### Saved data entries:
------------------------------
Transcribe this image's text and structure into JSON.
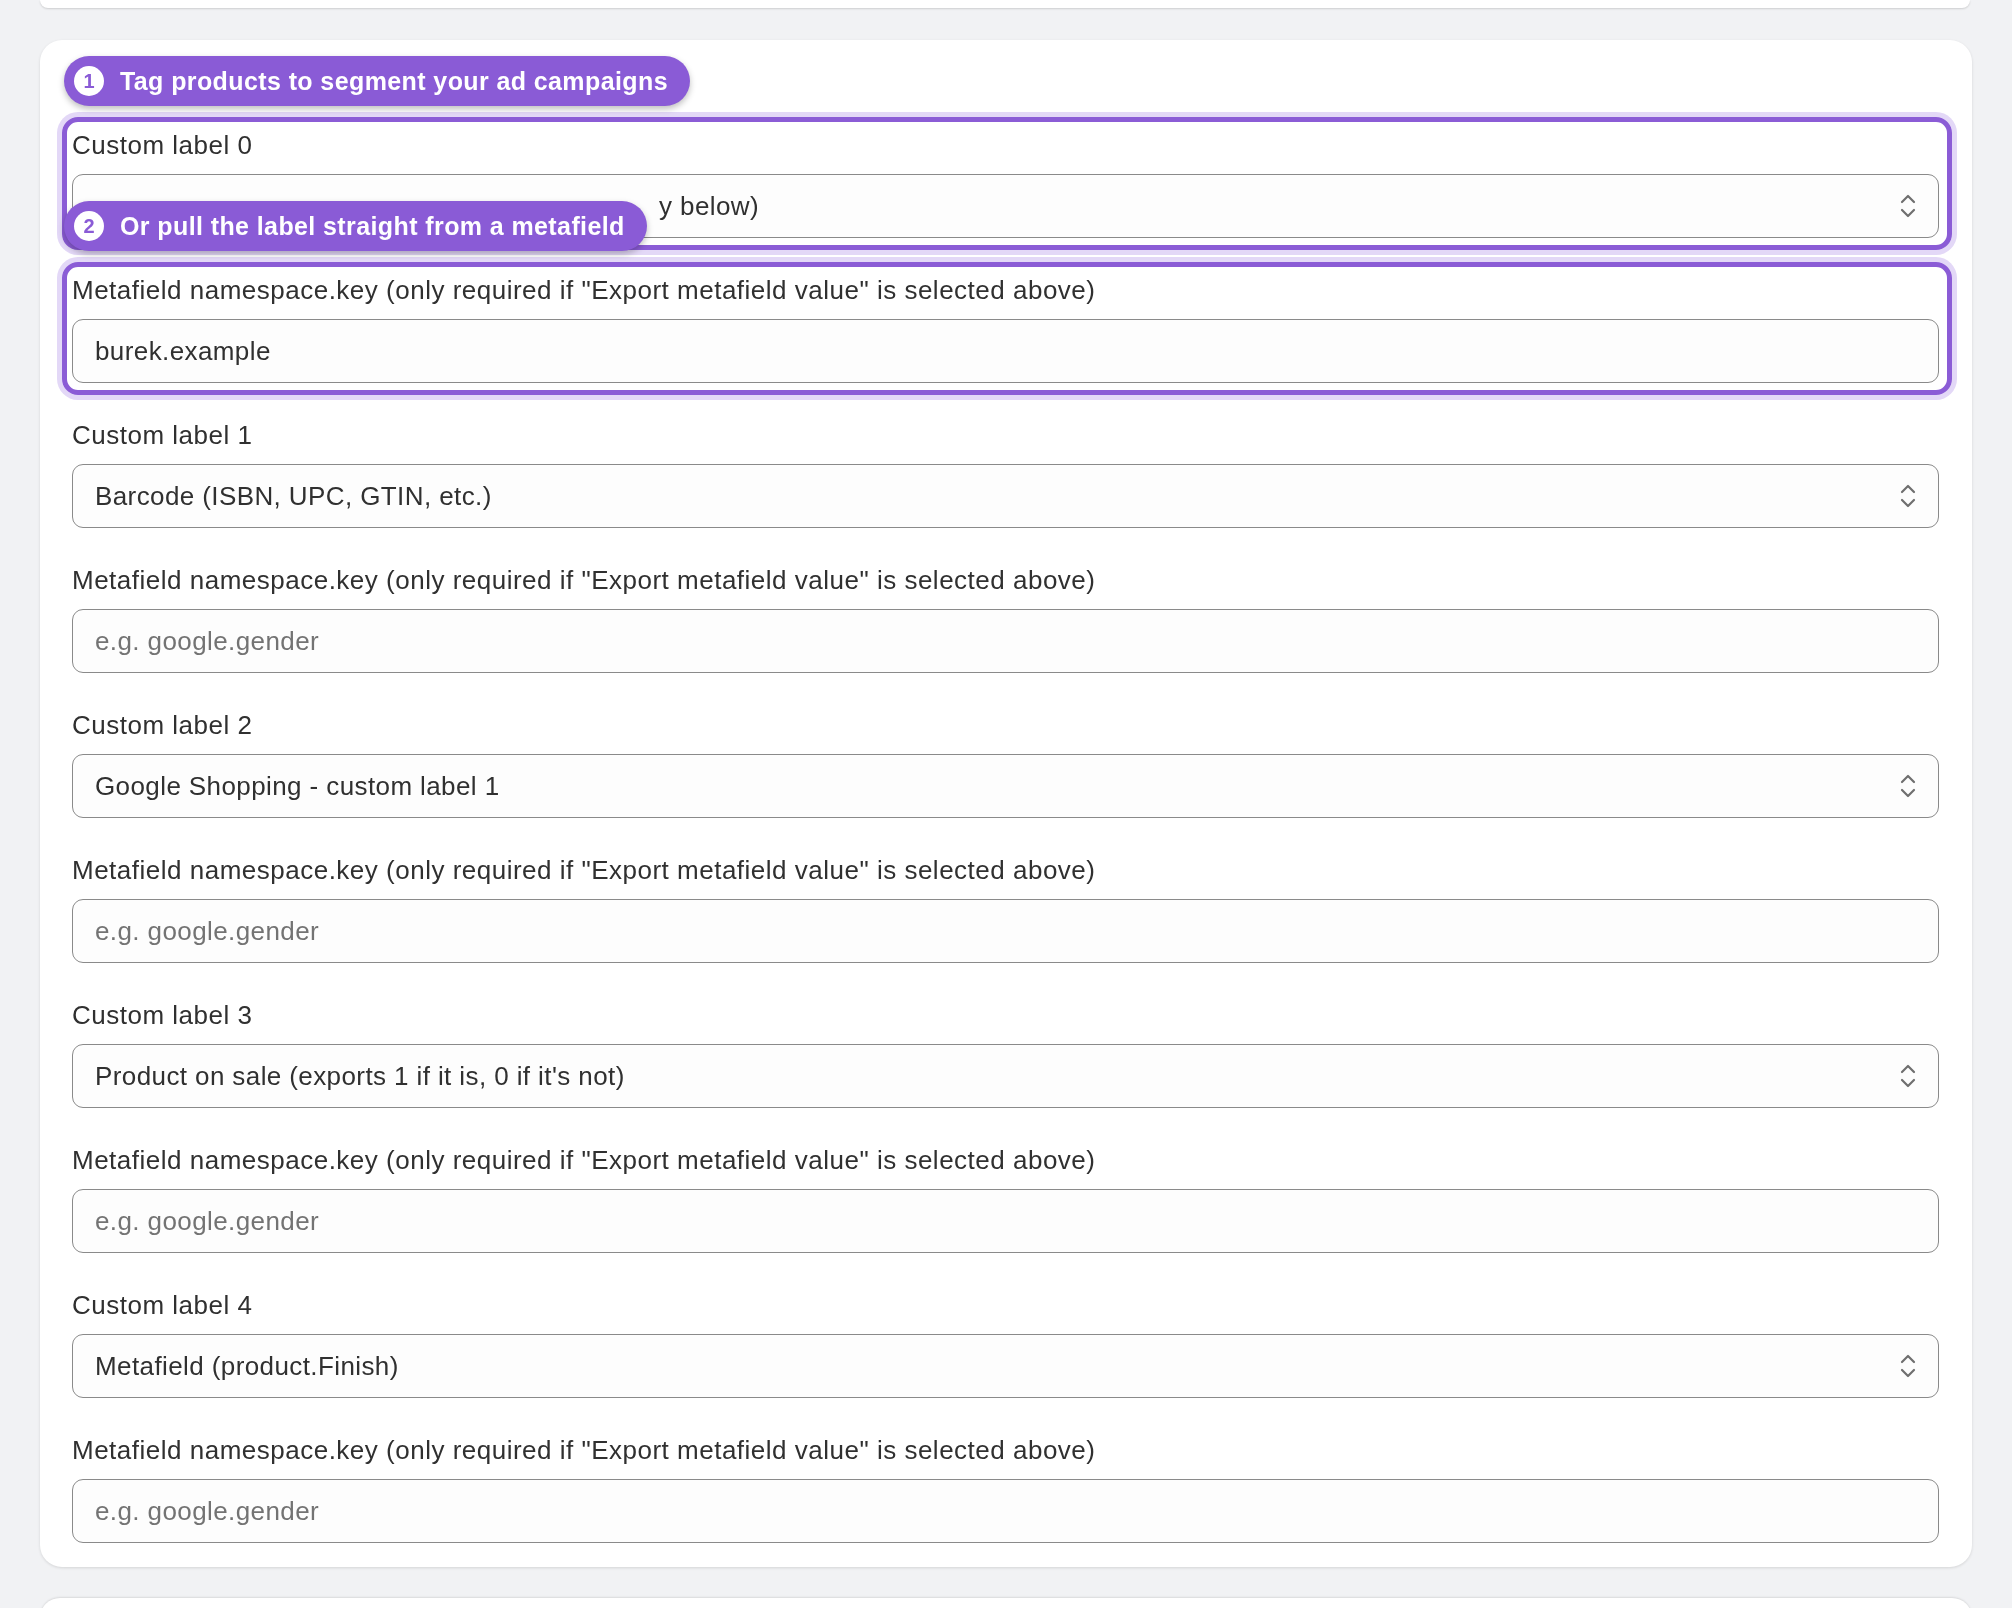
{
  "fields": [
    {
      "label": "Custom label 0",
      "kind": "select",
      "value": "y below)",
      "covered": true,
      "highlighted": true,
      "callout": {
        "number": "1",
        "text": "Tag products to segment your ad campaigns"
      }
    },
    {
      "label": "Metafield namespace.key (only required if \"Export metafield value\" is selected above)",
      "kind": "text",
      "value": "burek.example",
      "highlighted": true,
      "callout": {
        "number": "2",
        "text": "Or pull the label straight from a metafield"
      }
    },
    {
      "label": "Custom label 1",
      "kind": "select",
      "value": "Barcode (ISBN, UPC, GTIN, etc.)",
      "highlighted": false
    },
    {
      "label": "Metafield namespace.key (only required if \"Export metafield value\" is selected above)",
      "kind": "text",
      "placeholder": "e.g. google.gender",
      "highlighted": false
    },
    {
      "label": "Custom label 2",
      "kind": "select",
      "value": "Google Shopping - custom label 1",
      "highlighted": false
    },
    {
      "label": "Metafield namespace.key (only required if \"Export metafield value\" is selected above)",
      "kind": "text",
      "placeholder": "e.g. google.gender",
      "highlighted": false
    },
    {
      "label": "Custom label 3",
      "kind": "select",
      "value": "Product on sale (exports 1 if it is, 0 if it's not)",
      "highlighted": false
    },
    {
      "label": "Metafield namespace.key (only required if \"Export metafield value\" is selected above)",
      "kind": "text",
      "placeholder": "e.g. google.gender",
      "highlighted": false
    },
    {
      "label": "Custom label 4",
      "kind": "select",
      "value": "Metafield (product.Finish)",
      "highlighted": false
    },
    {
      "label": "Metafield namespace.key (only required if \"Export metafield value\" is selected above)",
      "kind": "text",
      "placeholder": "e.g. google.gender",
      "highlighted": false
    }
  ]
}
------------------------------
### Set task:
Pictures in the records above should not be copied. Repeat everything else exactly.

### Task response:
Transcribe this image's text and structure into JSON.
{
  "fields": [
    {
      "label": "Custom label 0",
      "kind": "select",
      "value": "y below)",
      "covered": true,
      "highlighted": true,
      "callout": {
        "number": "1",
        "text": "Tag products to segment your ad campaigns"
      }
    },
    {
      "label": "Metafield namespace.key (only required if \"Export metafield value\" is selected above)",
      "kind": "text",
      "value": "burek.example",
      "highlighted": true,
      "callout": {
        "number": "2",
        "text": "Or pull the label straight from a metafield"
      }
    },
    {
      "label": "Custom label 1",
      "kind": "select",
      "value": "Barcode (ISBN, UPC, GTIN, etc.)",
      "highlighted": false
    },
    {
      "label": "Metafield namespace.key (only required if \"Export metafield value\" is selected above)",
      "kind": "text",
      "placeholder": "e.g. google.gender",
      "highlighted": false
    },
    {
      "label": "Custom label 2",
      "kind": "select",
      "value": "Google Shopping - custom label 1",
      "highlighted": false
    },
    {
      "label": "Metafield namespace.key (only required if \"Export metafield value\" is selected above)",
      "kind": "text",
      "placeholder": "e.g. google.gender",
      "highlighted": false
    },
    {
      "label": "Custom label 3",
      "kind": "select",
      "value": "Product on sale (exports 1 if it is, 0 if it's not)",
      "highlighted": false
    },
    {
      "label": "Metafield namespace.key (only required if \"Export metafield value\" is selected above)",
      "kind": "text",
      "placeholder": "e.g. google.gender",
      "highlighted": false
    },
    {
      "label": "Custom label 4",
      "kind": "select",
      "value": "Metafield (product.Finish)",
      "highlighted": false
    },
    {
      "label": "Metafield namespace.key (only required if \"Export metafield value\" is selected above)",
      "kind": "text",
      "placeholder": "e.g. google.gender",
      "highlighted": false
    }
  ]
}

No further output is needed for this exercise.